» Aim:
Say how many lines include "Converter", with no words around the number.

##### Extracted information

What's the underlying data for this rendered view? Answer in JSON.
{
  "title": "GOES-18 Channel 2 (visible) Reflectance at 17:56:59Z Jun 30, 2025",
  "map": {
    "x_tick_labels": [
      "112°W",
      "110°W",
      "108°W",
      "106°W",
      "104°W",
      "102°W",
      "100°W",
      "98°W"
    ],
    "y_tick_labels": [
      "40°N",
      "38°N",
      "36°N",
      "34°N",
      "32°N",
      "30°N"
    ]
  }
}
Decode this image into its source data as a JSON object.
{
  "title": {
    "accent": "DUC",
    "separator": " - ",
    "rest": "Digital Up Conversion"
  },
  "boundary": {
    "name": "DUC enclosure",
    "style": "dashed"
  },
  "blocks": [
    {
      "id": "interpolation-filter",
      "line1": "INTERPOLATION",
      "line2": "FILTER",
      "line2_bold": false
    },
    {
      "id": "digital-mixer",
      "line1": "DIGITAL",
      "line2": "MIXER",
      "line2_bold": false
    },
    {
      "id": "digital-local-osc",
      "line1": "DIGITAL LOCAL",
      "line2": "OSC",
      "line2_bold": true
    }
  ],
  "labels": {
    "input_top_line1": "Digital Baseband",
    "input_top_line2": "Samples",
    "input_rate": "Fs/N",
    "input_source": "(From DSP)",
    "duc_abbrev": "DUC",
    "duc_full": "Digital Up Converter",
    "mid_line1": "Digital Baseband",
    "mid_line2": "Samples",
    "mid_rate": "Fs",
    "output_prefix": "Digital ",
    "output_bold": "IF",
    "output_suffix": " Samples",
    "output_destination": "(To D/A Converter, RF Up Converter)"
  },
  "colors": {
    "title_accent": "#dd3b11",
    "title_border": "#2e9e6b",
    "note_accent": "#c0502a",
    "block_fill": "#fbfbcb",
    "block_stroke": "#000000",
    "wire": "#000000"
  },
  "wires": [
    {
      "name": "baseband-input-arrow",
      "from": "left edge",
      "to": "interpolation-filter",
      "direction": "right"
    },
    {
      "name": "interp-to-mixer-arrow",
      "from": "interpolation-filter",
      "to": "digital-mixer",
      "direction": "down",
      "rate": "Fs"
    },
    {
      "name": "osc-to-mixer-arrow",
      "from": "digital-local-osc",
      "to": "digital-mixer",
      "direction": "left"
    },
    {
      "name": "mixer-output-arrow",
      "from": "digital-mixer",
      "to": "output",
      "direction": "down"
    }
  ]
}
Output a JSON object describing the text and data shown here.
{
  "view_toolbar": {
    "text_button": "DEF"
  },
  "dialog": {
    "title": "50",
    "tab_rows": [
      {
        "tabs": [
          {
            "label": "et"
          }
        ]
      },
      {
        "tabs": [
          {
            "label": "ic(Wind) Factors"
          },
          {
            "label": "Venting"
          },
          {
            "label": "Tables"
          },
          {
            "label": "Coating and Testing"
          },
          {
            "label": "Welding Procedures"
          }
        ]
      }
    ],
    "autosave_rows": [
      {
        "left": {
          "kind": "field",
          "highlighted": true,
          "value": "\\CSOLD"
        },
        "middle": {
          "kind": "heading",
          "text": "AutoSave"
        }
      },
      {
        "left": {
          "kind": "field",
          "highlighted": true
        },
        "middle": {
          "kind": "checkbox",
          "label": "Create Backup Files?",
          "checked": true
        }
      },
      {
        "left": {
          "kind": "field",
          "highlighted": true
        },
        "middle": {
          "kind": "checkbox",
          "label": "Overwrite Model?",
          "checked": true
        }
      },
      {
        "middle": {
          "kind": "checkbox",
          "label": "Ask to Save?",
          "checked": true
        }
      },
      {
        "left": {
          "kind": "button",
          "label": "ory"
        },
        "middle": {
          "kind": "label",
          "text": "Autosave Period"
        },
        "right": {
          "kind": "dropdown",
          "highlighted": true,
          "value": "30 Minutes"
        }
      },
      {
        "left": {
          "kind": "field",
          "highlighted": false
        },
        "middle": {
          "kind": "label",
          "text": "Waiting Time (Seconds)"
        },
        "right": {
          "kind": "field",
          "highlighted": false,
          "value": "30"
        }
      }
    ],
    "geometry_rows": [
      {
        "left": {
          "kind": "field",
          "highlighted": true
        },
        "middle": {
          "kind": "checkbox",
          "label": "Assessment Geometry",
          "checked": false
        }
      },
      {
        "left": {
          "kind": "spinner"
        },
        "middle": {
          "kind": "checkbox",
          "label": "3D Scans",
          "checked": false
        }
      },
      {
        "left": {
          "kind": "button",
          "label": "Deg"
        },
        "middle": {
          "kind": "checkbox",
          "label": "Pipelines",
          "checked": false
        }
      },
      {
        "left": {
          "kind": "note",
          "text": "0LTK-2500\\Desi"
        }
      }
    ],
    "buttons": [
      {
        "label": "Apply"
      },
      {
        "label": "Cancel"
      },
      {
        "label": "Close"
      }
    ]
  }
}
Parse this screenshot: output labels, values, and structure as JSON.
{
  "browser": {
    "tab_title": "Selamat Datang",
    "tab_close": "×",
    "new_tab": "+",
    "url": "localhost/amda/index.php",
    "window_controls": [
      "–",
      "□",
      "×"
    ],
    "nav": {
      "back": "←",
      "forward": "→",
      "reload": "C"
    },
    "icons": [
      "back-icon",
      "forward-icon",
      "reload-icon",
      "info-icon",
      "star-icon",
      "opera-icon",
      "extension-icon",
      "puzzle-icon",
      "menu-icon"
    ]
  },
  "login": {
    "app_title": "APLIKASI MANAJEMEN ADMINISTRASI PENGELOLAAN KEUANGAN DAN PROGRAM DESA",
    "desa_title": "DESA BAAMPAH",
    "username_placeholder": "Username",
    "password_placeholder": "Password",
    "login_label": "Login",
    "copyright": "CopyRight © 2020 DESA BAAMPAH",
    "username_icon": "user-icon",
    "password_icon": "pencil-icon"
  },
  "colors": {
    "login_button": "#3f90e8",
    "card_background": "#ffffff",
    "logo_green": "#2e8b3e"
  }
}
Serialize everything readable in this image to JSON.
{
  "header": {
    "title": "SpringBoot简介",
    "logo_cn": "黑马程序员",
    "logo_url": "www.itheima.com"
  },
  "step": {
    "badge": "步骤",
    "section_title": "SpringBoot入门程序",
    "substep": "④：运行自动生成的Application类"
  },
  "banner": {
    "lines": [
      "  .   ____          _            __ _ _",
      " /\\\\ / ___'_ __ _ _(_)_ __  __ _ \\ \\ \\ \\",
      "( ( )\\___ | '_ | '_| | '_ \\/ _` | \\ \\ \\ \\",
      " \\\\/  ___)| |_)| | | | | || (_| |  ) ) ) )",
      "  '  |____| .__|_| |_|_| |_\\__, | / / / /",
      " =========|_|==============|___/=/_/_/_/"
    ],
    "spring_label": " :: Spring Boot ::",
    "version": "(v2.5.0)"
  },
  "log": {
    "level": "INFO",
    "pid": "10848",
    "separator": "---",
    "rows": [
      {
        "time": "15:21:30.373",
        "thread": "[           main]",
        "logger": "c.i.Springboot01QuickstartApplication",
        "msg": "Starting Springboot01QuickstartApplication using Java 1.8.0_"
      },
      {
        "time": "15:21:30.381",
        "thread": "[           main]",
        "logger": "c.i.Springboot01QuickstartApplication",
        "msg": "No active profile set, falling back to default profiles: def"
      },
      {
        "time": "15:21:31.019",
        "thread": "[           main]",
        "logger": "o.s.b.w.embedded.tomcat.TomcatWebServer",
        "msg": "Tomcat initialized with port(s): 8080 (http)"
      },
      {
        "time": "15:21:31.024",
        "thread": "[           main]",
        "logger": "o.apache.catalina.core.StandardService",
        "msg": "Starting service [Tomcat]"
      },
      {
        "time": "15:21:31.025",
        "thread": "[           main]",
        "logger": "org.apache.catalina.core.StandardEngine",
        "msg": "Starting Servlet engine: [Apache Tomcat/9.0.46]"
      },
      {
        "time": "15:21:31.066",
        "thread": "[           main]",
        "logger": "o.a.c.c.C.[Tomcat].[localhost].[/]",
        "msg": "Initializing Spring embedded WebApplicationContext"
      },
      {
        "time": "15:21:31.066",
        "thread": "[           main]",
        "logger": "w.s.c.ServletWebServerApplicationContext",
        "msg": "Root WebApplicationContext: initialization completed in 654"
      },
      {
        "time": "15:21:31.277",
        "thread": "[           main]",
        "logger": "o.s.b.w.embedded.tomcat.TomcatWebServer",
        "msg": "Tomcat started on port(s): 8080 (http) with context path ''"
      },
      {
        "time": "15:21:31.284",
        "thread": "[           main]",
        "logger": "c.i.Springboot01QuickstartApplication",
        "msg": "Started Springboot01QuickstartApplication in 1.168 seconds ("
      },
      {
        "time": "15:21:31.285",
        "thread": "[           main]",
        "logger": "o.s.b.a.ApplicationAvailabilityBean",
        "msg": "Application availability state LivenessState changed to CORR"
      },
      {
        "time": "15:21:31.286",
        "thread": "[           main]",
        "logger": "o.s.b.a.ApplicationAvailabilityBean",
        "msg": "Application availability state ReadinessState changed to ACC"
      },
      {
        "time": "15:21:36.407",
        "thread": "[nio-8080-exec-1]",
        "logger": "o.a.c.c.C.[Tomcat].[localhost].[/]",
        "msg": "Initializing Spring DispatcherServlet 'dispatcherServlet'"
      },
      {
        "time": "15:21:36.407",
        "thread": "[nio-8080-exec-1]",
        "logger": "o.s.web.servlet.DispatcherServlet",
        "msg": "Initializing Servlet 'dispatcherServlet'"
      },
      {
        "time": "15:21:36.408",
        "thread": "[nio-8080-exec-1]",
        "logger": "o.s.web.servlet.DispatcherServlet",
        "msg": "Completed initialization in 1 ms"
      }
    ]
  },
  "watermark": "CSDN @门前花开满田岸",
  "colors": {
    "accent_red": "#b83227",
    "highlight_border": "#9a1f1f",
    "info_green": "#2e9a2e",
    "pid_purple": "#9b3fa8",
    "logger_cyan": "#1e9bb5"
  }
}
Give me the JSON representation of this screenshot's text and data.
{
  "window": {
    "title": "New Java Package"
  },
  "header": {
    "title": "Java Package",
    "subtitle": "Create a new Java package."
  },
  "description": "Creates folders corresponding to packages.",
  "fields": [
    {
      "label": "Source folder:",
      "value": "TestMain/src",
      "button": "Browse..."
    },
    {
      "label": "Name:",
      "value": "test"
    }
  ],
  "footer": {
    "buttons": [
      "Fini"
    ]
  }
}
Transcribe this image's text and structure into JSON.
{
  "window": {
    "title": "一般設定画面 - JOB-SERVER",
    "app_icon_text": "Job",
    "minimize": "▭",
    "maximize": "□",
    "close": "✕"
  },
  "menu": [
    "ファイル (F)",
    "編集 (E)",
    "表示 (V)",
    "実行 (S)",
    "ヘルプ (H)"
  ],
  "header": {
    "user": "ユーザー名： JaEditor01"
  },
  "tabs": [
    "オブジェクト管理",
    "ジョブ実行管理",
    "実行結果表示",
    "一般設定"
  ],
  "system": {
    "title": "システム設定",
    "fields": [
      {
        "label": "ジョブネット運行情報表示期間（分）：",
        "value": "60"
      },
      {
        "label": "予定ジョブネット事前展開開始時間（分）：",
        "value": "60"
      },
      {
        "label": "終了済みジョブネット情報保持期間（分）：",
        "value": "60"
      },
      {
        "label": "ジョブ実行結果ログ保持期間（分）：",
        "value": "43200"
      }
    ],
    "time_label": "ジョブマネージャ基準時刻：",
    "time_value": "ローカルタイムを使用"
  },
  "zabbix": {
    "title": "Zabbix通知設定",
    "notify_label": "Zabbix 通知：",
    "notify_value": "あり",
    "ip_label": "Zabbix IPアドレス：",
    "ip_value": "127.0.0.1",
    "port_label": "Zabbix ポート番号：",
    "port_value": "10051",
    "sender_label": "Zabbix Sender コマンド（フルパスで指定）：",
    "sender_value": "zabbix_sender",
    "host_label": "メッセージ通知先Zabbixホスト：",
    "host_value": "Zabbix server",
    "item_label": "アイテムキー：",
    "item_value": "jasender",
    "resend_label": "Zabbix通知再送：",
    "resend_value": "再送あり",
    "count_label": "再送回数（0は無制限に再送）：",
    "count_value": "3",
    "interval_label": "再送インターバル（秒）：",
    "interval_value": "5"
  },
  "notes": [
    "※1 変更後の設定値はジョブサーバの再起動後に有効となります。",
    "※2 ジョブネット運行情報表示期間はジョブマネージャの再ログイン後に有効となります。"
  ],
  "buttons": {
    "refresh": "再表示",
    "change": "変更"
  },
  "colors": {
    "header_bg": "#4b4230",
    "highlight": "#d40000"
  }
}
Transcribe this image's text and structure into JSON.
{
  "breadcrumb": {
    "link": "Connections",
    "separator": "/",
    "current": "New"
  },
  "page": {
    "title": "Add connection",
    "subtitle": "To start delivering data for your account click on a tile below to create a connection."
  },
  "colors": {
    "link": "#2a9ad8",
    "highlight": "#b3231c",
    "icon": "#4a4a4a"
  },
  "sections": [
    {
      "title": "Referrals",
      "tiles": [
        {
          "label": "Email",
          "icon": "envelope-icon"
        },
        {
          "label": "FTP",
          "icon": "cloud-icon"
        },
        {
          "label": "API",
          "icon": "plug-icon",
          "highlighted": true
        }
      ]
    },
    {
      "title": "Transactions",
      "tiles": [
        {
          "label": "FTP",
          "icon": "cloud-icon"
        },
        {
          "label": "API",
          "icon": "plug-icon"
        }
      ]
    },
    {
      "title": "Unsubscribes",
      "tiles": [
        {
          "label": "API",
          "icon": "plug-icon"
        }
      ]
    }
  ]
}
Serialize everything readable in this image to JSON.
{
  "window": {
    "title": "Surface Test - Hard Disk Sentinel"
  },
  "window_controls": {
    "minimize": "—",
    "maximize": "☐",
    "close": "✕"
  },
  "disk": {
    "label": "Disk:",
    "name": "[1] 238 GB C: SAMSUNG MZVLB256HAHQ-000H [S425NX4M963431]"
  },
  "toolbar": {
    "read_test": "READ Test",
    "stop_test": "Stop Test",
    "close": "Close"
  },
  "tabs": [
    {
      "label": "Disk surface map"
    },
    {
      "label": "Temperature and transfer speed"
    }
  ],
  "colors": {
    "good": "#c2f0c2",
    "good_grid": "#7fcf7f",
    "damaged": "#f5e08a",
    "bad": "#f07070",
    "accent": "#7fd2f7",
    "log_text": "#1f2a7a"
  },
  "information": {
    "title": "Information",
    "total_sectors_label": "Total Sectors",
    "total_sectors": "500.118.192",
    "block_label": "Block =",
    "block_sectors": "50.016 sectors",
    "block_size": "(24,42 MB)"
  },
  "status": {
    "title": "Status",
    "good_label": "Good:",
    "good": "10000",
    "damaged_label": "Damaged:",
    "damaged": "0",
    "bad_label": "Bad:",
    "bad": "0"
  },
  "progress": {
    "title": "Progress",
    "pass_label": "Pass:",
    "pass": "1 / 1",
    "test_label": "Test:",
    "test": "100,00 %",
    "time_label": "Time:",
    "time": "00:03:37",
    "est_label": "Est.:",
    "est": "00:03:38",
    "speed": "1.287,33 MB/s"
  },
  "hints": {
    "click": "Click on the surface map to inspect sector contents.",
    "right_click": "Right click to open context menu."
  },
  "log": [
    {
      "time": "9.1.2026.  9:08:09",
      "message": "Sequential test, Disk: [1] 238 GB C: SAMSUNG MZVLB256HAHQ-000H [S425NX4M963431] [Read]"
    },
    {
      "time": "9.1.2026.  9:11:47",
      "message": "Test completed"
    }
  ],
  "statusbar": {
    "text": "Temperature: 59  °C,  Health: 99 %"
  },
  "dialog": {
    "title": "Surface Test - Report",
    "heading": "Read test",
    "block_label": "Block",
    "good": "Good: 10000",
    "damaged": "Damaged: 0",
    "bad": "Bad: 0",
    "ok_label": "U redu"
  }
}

##########

» Result for this task:
2